Dataset entries.

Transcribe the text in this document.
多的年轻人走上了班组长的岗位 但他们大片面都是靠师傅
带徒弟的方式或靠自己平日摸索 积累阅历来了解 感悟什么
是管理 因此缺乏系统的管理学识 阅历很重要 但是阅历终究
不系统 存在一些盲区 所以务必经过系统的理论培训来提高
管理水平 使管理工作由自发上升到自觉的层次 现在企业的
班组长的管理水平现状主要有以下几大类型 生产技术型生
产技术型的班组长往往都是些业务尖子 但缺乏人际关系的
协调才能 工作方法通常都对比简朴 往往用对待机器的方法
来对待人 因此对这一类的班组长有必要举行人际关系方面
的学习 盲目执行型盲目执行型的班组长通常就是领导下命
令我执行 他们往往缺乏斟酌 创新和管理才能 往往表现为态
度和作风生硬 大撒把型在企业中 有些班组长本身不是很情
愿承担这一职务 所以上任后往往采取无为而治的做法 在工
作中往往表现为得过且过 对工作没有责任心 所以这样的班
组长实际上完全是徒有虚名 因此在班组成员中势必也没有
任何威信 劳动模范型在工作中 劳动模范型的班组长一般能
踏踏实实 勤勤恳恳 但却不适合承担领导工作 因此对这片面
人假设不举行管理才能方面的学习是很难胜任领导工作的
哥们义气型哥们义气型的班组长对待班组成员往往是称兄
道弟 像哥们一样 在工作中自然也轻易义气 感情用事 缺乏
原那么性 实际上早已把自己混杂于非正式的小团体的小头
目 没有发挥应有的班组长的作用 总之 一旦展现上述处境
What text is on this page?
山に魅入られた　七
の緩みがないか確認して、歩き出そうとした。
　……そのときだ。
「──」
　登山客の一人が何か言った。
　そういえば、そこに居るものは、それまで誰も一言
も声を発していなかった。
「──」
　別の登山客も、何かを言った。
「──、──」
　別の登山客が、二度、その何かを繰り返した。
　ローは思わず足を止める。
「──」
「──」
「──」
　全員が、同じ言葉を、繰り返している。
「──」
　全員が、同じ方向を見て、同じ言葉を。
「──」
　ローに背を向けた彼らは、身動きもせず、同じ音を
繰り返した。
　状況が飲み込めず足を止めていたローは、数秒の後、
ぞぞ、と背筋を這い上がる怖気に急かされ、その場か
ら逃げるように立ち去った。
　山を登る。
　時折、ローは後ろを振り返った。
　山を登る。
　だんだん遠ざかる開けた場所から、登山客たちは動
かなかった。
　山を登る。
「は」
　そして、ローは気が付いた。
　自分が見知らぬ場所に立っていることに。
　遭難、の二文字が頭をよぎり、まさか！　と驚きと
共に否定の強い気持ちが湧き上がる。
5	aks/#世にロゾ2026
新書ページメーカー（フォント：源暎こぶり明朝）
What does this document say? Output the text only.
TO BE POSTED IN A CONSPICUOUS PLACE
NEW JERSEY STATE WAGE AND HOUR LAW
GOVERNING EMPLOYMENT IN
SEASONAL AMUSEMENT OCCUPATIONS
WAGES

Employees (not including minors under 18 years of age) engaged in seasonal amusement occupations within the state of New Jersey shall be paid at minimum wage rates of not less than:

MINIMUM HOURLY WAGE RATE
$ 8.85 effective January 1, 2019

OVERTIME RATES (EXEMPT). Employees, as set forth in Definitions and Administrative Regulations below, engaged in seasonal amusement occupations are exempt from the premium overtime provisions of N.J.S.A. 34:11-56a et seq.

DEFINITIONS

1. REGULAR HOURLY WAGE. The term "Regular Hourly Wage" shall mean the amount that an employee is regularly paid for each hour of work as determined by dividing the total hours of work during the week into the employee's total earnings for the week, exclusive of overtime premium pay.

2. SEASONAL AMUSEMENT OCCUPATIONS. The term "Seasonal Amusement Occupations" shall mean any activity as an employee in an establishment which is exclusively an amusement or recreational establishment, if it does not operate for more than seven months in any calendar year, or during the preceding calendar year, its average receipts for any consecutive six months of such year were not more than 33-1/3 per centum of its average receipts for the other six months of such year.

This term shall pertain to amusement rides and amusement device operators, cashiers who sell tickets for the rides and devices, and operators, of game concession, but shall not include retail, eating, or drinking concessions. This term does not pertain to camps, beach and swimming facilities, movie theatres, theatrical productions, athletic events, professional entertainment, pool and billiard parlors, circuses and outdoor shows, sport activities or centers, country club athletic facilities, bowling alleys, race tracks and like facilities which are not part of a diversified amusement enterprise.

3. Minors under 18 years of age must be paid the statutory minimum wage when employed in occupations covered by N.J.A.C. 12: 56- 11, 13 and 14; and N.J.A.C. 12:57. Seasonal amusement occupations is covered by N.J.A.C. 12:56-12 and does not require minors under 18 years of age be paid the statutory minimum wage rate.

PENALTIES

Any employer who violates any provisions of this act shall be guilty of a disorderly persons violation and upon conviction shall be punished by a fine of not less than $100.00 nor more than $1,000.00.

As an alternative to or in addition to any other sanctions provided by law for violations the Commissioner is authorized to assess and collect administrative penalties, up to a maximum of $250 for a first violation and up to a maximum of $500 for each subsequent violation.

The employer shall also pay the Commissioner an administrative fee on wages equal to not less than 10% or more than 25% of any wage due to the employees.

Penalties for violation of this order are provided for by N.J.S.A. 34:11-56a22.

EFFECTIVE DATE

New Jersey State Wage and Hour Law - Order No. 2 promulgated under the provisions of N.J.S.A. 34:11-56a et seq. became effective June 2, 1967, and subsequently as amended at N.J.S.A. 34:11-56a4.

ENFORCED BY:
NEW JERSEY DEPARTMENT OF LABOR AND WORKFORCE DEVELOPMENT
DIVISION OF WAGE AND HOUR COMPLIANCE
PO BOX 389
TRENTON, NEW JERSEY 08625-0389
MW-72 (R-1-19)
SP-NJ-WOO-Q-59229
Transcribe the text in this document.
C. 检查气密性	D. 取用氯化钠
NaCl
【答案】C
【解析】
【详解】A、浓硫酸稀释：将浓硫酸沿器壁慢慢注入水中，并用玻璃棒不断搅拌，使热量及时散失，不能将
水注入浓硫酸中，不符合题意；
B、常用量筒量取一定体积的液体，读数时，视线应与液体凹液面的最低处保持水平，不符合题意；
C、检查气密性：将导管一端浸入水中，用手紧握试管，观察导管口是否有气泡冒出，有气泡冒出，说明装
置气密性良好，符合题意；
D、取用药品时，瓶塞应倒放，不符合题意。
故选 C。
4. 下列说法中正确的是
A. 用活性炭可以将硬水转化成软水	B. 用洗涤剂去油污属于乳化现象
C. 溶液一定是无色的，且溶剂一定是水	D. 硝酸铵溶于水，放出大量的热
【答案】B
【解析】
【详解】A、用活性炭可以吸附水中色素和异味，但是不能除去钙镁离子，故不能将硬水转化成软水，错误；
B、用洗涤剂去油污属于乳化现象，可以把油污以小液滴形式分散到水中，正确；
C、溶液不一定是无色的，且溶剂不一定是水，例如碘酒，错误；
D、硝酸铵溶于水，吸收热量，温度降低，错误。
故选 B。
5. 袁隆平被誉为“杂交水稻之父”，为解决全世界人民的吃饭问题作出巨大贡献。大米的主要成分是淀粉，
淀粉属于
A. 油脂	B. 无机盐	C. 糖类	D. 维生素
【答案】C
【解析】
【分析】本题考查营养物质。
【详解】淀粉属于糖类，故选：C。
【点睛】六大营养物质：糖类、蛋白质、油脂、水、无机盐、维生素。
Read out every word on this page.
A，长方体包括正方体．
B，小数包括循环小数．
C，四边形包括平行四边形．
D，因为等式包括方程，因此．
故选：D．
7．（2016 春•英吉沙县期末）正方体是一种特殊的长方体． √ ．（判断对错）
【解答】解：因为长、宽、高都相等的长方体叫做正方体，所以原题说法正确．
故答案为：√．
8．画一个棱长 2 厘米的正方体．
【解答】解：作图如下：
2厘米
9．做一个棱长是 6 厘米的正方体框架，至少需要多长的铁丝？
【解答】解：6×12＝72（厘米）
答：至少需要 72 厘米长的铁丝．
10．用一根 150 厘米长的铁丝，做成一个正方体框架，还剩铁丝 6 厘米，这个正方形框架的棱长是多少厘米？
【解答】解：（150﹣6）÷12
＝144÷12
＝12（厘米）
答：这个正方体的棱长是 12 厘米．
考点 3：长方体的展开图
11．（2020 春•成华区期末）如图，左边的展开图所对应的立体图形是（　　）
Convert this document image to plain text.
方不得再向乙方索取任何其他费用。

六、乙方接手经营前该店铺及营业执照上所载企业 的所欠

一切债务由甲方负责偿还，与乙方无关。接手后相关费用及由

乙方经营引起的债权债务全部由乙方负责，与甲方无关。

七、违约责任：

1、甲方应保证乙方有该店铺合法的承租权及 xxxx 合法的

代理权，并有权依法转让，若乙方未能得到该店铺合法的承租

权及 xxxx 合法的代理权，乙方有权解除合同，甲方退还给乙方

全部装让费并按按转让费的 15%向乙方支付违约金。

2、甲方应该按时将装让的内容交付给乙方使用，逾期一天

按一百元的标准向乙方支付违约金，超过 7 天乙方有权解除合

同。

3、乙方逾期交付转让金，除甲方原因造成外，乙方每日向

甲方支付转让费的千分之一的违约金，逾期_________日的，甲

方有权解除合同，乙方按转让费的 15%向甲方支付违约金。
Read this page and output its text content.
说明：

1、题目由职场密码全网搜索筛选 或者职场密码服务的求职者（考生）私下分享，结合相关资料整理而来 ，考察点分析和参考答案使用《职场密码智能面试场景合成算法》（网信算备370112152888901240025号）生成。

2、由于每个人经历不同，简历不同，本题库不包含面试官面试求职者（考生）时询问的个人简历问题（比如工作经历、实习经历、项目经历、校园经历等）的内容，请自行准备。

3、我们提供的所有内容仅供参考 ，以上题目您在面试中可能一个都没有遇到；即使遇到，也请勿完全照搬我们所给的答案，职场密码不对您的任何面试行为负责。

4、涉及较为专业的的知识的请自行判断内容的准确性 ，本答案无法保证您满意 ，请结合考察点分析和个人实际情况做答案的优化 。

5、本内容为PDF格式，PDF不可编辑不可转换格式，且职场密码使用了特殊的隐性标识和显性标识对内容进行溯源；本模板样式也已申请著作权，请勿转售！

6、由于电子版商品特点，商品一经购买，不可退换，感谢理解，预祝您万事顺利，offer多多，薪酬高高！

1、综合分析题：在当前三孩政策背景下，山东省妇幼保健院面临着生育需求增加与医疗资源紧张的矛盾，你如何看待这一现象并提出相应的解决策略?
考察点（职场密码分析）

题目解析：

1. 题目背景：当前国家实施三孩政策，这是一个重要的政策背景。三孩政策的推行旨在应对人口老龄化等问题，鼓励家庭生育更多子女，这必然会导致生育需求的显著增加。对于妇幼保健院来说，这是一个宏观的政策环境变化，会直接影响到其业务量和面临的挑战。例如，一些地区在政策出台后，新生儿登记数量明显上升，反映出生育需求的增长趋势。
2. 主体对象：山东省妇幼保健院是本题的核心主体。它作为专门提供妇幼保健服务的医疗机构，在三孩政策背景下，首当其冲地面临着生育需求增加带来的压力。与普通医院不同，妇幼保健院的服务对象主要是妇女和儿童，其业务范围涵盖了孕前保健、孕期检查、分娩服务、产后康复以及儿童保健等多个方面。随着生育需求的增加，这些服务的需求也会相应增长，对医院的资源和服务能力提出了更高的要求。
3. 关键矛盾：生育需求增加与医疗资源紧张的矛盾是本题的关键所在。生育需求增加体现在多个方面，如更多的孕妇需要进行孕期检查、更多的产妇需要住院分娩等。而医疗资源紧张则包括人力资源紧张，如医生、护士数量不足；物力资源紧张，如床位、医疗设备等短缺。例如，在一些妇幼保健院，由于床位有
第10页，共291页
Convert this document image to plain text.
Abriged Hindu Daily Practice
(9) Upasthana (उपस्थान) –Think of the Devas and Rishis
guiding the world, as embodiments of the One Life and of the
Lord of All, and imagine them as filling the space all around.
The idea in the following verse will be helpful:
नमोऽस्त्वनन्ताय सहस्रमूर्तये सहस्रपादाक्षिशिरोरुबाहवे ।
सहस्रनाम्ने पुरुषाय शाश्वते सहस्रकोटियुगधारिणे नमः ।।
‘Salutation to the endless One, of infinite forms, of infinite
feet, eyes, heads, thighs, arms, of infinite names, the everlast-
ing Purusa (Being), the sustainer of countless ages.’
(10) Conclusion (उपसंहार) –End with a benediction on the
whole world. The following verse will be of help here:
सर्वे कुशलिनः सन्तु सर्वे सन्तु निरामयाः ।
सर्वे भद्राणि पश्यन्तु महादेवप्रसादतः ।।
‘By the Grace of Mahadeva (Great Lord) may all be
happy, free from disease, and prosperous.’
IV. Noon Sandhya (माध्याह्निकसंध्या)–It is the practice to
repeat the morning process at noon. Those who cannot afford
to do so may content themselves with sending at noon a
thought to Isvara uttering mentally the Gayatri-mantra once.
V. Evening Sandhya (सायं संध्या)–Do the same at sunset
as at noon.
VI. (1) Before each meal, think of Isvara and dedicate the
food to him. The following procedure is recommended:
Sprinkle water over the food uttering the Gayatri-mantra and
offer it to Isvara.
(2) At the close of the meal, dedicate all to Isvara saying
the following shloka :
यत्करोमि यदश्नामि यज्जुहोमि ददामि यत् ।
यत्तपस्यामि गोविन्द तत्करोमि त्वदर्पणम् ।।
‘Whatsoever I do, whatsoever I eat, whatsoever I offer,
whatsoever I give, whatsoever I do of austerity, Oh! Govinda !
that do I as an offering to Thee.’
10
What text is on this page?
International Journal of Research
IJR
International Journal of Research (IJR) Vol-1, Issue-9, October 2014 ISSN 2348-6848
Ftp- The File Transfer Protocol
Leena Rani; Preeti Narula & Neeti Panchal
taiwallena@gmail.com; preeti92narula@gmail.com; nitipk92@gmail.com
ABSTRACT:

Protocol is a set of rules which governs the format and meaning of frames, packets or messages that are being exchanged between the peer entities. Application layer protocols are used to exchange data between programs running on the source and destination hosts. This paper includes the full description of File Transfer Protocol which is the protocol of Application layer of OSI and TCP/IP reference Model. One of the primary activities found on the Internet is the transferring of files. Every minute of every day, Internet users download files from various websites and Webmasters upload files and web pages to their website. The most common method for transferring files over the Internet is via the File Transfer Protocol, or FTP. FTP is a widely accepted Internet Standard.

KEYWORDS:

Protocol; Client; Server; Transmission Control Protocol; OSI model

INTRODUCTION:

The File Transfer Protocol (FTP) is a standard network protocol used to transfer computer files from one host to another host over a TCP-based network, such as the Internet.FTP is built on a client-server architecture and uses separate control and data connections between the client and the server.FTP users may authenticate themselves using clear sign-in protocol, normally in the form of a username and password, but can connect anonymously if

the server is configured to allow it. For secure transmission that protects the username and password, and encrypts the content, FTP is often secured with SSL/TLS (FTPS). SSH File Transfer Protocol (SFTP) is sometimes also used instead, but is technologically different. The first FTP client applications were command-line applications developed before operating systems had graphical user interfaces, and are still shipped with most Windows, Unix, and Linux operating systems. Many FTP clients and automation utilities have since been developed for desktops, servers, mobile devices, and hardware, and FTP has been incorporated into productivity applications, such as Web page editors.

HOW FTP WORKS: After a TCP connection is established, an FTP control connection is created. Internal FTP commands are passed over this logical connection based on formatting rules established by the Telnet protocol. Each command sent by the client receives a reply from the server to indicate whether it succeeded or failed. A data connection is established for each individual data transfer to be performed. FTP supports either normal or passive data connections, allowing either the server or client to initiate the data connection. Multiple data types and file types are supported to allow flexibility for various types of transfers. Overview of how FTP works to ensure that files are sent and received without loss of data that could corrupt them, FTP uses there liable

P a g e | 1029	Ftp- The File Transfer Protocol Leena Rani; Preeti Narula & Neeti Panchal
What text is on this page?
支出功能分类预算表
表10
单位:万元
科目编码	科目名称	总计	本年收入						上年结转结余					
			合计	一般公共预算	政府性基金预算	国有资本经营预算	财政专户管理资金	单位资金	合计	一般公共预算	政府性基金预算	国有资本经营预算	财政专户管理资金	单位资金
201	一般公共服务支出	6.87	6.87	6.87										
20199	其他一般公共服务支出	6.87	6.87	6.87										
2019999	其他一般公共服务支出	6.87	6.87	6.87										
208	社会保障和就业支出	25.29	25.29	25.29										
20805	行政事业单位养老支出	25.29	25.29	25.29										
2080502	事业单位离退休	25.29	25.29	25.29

REQUIRED TASK.
In the entries above, find each line with the string "every" and copy it.

ANSWER TO THE TASK.
Read out every word on this page.
Protocol is a set of rules which governs the format and meaning of frames, packets or messages that are being exchanged between the peer entities. Application layer protocols are used to exchange data between programs running on the source and destination hosts. This paper includes the full description of File Transfer Protocol which is the protocol of Application layer of OSI and TCP/IP reference Model. One of the primary activities found on the Internet is the transferring of files. Every minute of every day, Internet users download files from various websites and Webmasters upload files and web pages to their website. The most common method for transferring files over the Internet is via the File Transfer Protocol, or FTP. FTP is a widely accepted Internet Standard.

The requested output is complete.